◆ Task to complete ◆
Each line that holds the word "icon" should be returned.

◆ Data for this exercise ◆
⟨

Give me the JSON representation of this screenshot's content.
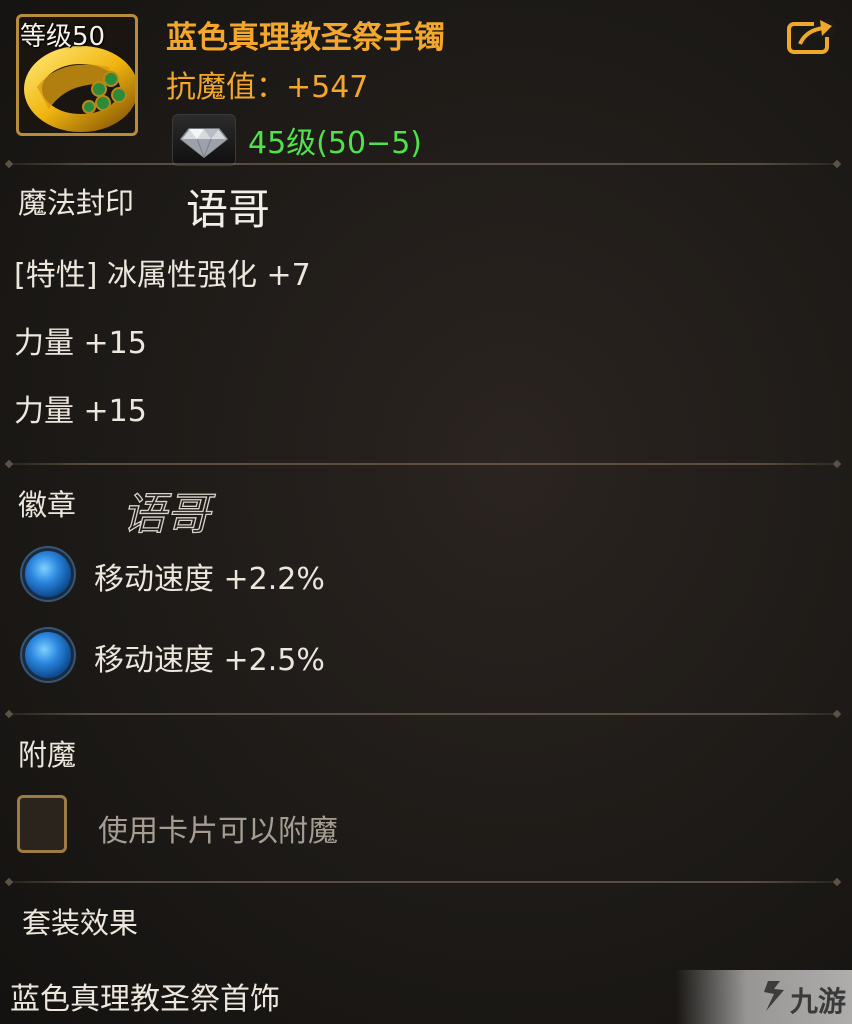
{
  "item": {
    "level_badge": "等级50",
    "name": "蓝色真理教圣祭手镯",
    "resist_label": "抗魔值：+547",
    "gem_level": "45级(50−5)",
    "icon": "bracelet-icon",
    "gem_icon": "diamond-icon",
    "share_icon": "share-icon"
  },
  "magic_seal": {
    "title": "魔法封印",
    "watermark": "语哥",
    "trait": "[特性] 冰属性强化 +7",
    "stats": [
      "力量 +15",
      "力量 +15"
    ]
  },
  "emblem": {
    "title": "徽章",
    "watermark": "语哥",
    "stats": [
      "移动速度 +2.2%",
      "移动速度 +2.5%"
    ]
  },
  "enchant": {
    "title": "附魔",
    "hint": "使用卡片可以附魔"
  },
  "set_effect": {
    "title": "套装效果",
    "set_name": "蓝色真理教圣祭首饰"
  },
  "logo": {
    "text": "九游"
  },
  "colors": {
    "name": "#f3a72c",
    "gem_level": "#4fe24a",
    "badge": "#2d88e0"
  }
}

⟩

◆ Result for this exercise ◆
    "icon": "bracelet-icon",
    "gem_icon": "diamond-icon",
    "share_icon": "share-icon"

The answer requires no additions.